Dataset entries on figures
=======

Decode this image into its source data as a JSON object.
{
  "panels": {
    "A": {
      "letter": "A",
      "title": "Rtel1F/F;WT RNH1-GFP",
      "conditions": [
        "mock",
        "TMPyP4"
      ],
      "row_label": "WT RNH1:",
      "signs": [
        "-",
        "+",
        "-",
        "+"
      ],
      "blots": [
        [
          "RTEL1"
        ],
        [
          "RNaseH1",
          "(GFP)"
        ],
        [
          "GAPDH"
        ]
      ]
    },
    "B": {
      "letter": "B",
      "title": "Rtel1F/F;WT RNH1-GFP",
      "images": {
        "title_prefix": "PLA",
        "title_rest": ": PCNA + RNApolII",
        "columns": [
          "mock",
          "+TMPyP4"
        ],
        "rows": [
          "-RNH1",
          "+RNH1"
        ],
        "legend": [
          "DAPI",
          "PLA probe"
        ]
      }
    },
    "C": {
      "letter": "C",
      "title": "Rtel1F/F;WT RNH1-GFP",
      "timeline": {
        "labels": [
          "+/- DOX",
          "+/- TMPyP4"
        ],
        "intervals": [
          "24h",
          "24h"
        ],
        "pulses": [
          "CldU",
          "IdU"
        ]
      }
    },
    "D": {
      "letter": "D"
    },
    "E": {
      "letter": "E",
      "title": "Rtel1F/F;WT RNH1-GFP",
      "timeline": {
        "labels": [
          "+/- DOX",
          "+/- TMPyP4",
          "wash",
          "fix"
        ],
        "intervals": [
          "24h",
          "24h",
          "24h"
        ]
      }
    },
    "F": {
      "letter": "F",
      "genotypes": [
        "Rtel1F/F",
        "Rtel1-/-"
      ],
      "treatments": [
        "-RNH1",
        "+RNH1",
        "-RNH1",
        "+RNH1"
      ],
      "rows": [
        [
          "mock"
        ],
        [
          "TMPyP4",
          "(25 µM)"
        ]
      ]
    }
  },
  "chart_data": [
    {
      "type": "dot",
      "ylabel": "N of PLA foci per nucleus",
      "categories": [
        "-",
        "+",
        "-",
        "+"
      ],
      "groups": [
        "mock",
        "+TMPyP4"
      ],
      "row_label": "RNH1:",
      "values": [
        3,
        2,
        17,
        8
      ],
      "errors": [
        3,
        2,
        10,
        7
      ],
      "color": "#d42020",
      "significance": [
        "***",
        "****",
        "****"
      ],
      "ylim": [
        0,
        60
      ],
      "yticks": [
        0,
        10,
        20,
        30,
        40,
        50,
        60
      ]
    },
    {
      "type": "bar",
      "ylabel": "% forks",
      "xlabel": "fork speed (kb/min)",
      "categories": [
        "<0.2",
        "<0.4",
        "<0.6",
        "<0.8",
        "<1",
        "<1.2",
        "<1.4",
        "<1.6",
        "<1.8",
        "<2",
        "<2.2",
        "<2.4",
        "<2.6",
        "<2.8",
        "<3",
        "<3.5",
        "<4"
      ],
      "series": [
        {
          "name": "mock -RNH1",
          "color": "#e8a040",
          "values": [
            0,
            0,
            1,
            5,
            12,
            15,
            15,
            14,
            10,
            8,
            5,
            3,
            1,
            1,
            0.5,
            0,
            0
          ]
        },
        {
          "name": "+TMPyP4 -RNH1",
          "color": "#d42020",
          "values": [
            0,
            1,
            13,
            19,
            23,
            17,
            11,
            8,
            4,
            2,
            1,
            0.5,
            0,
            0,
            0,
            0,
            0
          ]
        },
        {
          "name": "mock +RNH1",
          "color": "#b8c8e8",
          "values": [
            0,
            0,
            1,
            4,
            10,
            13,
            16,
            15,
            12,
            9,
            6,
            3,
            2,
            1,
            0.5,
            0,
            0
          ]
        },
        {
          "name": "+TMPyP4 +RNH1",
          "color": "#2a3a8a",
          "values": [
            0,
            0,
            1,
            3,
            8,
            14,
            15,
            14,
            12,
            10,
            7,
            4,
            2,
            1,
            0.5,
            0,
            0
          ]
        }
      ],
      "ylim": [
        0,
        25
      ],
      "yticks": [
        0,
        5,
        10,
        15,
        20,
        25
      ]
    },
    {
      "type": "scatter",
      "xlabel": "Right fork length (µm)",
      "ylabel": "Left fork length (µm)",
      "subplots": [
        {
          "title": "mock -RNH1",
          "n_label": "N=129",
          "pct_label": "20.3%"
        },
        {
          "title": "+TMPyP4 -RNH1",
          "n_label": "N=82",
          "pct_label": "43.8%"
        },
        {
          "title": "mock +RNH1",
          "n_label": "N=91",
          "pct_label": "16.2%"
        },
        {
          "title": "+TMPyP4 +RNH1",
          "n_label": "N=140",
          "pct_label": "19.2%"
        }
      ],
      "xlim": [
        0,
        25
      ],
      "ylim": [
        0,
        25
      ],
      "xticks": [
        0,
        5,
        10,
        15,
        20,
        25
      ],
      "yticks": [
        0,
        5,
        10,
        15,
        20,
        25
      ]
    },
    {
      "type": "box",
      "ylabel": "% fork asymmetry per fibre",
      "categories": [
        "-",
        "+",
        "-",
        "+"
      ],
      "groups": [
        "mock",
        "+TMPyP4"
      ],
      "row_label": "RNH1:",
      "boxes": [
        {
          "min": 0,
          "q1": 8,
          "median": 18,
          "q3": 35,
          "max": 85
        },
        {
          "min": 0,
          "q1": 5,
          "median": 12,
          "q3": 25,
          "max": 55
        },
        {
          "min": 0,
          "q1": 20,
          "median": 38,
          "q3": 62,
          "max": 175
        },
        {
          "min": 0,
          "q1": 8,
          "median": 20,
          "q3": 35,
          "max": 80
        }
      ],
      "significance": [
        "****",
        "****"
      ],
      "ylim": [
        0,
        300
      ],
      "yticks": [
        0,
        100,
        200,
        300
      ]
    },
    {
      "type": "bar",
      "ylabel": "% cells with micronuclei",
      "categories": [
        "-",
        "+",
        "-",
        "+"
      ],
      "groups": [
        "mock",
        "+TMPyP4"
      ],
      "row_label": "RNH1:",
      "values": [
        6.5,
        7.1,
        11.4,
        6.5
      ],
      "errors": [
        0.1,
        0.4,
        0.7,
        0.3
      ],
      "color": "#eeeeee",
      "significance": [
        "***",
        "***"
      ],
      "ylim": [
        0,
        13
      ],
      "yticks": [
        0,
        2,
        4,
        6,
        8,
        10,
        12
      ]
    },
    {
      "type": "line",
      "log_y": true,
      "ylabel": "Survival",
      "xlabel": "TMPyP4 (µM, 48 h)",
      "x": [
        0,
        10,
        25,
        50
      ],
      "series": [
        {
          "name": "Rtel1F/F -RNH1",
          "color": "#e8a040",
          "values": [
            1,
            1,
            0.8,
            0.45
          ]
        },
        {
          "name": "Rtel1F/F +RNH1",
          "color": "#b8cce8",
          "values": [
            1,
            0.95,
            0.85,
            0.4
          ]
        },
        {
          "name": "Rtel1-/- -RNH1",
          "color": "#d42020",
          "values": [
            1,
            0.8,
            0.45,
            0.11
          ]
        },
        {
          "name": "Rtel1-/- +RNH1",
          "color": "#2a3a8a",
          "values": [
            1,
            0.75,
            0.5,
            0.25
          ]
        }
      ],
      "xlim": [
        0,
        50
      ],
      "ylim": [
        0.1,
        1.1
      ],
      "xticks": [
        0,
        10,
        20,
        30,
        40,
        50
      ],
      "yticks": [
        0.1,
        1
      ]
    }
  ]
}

=======

Problem details: Set down each entry above again exactly as it reads.

Response to the task:
Decode this image into its source data as a JSON object.
{
  "panels": {
    "A": {
      "letter": "A",
      "title": "Rtel1F/F;WT RNH1-GFP",
      "conditions": [
        "mock",
        "TMPyP4"
      ],
      "row_label": "WT RNH1:",
      "signs": [
        "-",
        "+",
        "-",
        "+"
      ],
      "blots": [
        [
          "RTEL1"
        ],
        [
          "RNaseH1",
          "(GFP)"
        ],
        [
          "GAPDH"
        ]
      ]
    },
    "B": {
      "letter": "B",
      "title": "Rtel1F/F;WT RNH1-GFP",
      "images": {
        "title_prefix": "PLA",
        "title_rest": ": PCNA + RNApolII",
        "columns": [
          "mock",
          "+TMPyP4"
        ],
        "rows": [
          "-RNH1",
          "+RNH1"
        ],
        "legend": [
          "DAPI",
          "PLA probe"
        ]
      }
    },
    "C": {
      "letter": "C",
      "title": "Rtel1F/F;WT RNH1-GFP",
      "timeline": {
        "labels": [
          "+/- DOX",
          "+/- TMPyP4"
        ],
        "intervals": [
          "24h",
          "24h"
        ],
        "pulses": [
          "CldU",
          "IdU"
        ]
      }
    },
    "D": {
      "letter": "D"
    },
    "E": {
      "letter": "E",
      "title": "Rtel1F/F;WT RNH1-GFP",
      "timeline": {
        "labels": [
          "+/- DOX",
          "+/- TMPyP4",
          "wash",
          "fix"
        ],
        "intervals": [
          "24h",
          "24h",
          "24h"
        ]
      }
    },
    "F": {
      "letter": "F",
      "genotypes": [
        "Rtel1F/F",
        "Rtel1-/-"
      ],
      "treatments": [
        "-RNH1",
        "+RNH1",
        "-RNH1",
        "+RNH1"
      ],
      "rows": [
        [
          "mock"
        ],
        [
          "TMPyP4",
          "(25 µM)"
        ]
      ]
    }
  },
  "chart_data": [
    {
      "type": "dot",
      "ylabel": "N of PLA foci per nucleus",
      "categories": [
        "-",
        "+",
        "-",
        "+"
      ],
      "groups": [
        "mock",
        "+TMPyP4"
      ],
      "row_label": "RNH1:",
      "values": [
        3,
        2,
        17,
        8
      ],
      "errors": [
        3,
        2,
        10,
        7
      ],
      "color": "#d42020",
      "significance": [
        "***",
        "****",
        "****"
      ],
      "ylim": [
        0,
        60
      ],
      "yticks": [
        0,
        10,
        20,
        30,
        40,
        50,
        60
      ]
    },
    {
      "type": "bar",
      "ylabel": "% forks",
      "xlabel": "fork speed (kb/min)",
      "categories": [
        "<0.2",
        "<0.4",
        "<0.6",
        "<0.8",
        "<1",
        "<1.2",
        "<1.4",
        "<1.6",
        "<1.8",
        "<2",
        "<2.2",
        "<2.4",
        "<2.6",
        "<2.8",
        "<3",
        "<3.5",
        "<4"
      ],
      "series": [
        {
          "name": "mock -RNH1",
          "color": "#e8a040",
          "values": [
            0,
            0,
            1,
            5,
            12,
            15,
            15,
            14,
            10,
            8,
            5,
            3,
            1,
            1,
            0.5,
            0,
            0
          ]
        },
        {
          "name": "+TMPyP4 -RNH1",
          "color": "#d42020",
          "values": [
            0,
            1,
            13,
            19,
            23,
            17,
            11,
            8,
            4,
            2,
            1,
            0.5,
            0,
            0,
            0,
            0,
            0
          ]
        },
        {
          "name": "mock +RNH1",
          "color": "#b8c8e8",
          "values": [
            0,
            0,
            1,
            4,
            10,
            13,
            16,
            15,
            12,
            9,
            6,
            3,
            2,
            1,
            0.5,
            0,
            0
          ]
        },
        {
          "name": "+TMPyP4 +RNH1",
          "color": "#2a3a8a",
          "values": [
            0,
            0,
            1,
            3,
            8,
            14,
            15,
            14,
            12,
            10,
            7,
            4,
            2,
            1,
            0.5,
            0,
            0
          ]
        }
      ],
      "ylim": [
        0,
        25
      ],
      "yticks": [
        0,
        5,
        10,
        15,
        20,
        25
      ]
    },
    {
      "type": "scatter",
      "xlabel": "Right fork length (µm)",
      "ylabel": "Left fork length (µm)",
      "subplots": [
        {
          "title": "mock -RNH1",
          "n_label": "N=129",
          "pct_label": "20.3%"
        },
        {
          "title": "+TMPyP4 -RNH1",
          "n_label": "N=82",
          "pct_label": "43.8%"
        },
        {
          "title": "mock +RNH1",
          "n_label": "N=91",
          "pct_label": "16.2%"
        },
        {
          "title": "+TMPyP4 +RNH1",
          "n_label": "N=140",
          "pct_label": "19.2%"
        }
      ],
      "xlim": [
        0,
        25
      ],
      "ylim": [
        0,
        25
      ],
      "xticks": [
        0,
        5,
        10,
        15,
        20,
        25
      ],
      "yticks": [
        0,
        5,
        10,
        15,
        20,
        25
      ]
    },
    {
      "type": "box",
      "ylabel": "% fork asymmetry per fibre",
      "categories": [
        "-",
        "+",
        "-",
        "+"
      ],
      "groups": [
        "mock",
        "+TMPyP4"
      ],
      "row_label": "RNH1:",
      "boxes": [
        {
          "min": 0,
          "q1": 8,
          "median": 18,
          "q3": 35,
          "max": 85
        },
        {
          "min": 0,
          "q1": 5,
          "median": 12,
          "q3": 25,
          "max": 55
        },
        {
          "min": 0,
          "q1": 20,
          "median": 38,
          "q3": 62,
          "max": 175
        },
        {
          "min": 0,
          "q1": 8,
          "median": 20,
          "q3": 35,
          "max": 80
        }
      ],
      "significance": [
        "****",
        "****"
      ],
      "ylim": [
        0,
        300
      ],
      "yticks": [
        0,
        100,
        200,
        300
      ]
    },
    {
      "type": "bar",
      "ylabel": "% cells with micronuclei",
      "categories": [
        "-",
        "+",
        "-",
        "+"
      ],
      "groups": [
        "mock",
        "+TMPyP4"
      ],
      "row_label": "RNH1:",
      "values": [
        6.5,
        7.1,
        11.4,
        6.5
      ],
      "errors": [
        0.1,
        0.4,
        0.7,
        0.3
      ],
      "color": "#eeeeee",
      "significance": [
        "***",
        "***"
      ],
      "ylim": [
        0,
        13
      ],
      "yticks": [
        0,
        2,
        4,
        6,
        8,
        10,
        12
      ]
    },
    {
      "type": "line",
      "log_y": true,
      "ylabel": "Survival",
      "xlabel": "TMPyP4 (µM, 48 h)",
      "x": [
        0,
        10,
        25,
        50
      ],
      "series": [
        {
          "name": "Rtel1F/F -RNH1",
          "color": "#e8a040",
          "values": [
            1,
            1,
            0.8,
            0.45
          ]
        },
        {
          "name": "Rtel1F/F +RNH1",
          "color": "#b8cce8",
          "values": [
            1,
            0.95,
            0.85,
            0.4
          ]
        },
        {
          "name": "Rtel1-/- -RNH1",
          "color": "#d42020",
          "values": [
            1,
            0.8,
            0.45,
            0.11
          ]
        },
        {
          "name": "Rtel1-/- +RNH1",
          "color": "#2a3a8a",
          "values": [
            1,
            0.75,
            0.5,
            0.25
          ]
        }
      ],
      "xlim": [
        0,
        50
      ],
      "ylim": [
        0.1,
        1.1
      ],
      "xticks": [
        0,
        10,
        20,
        30,
        40,
        50
      ],
      "yticks": [
        0.1,
        1
      ]
    }
  ]
}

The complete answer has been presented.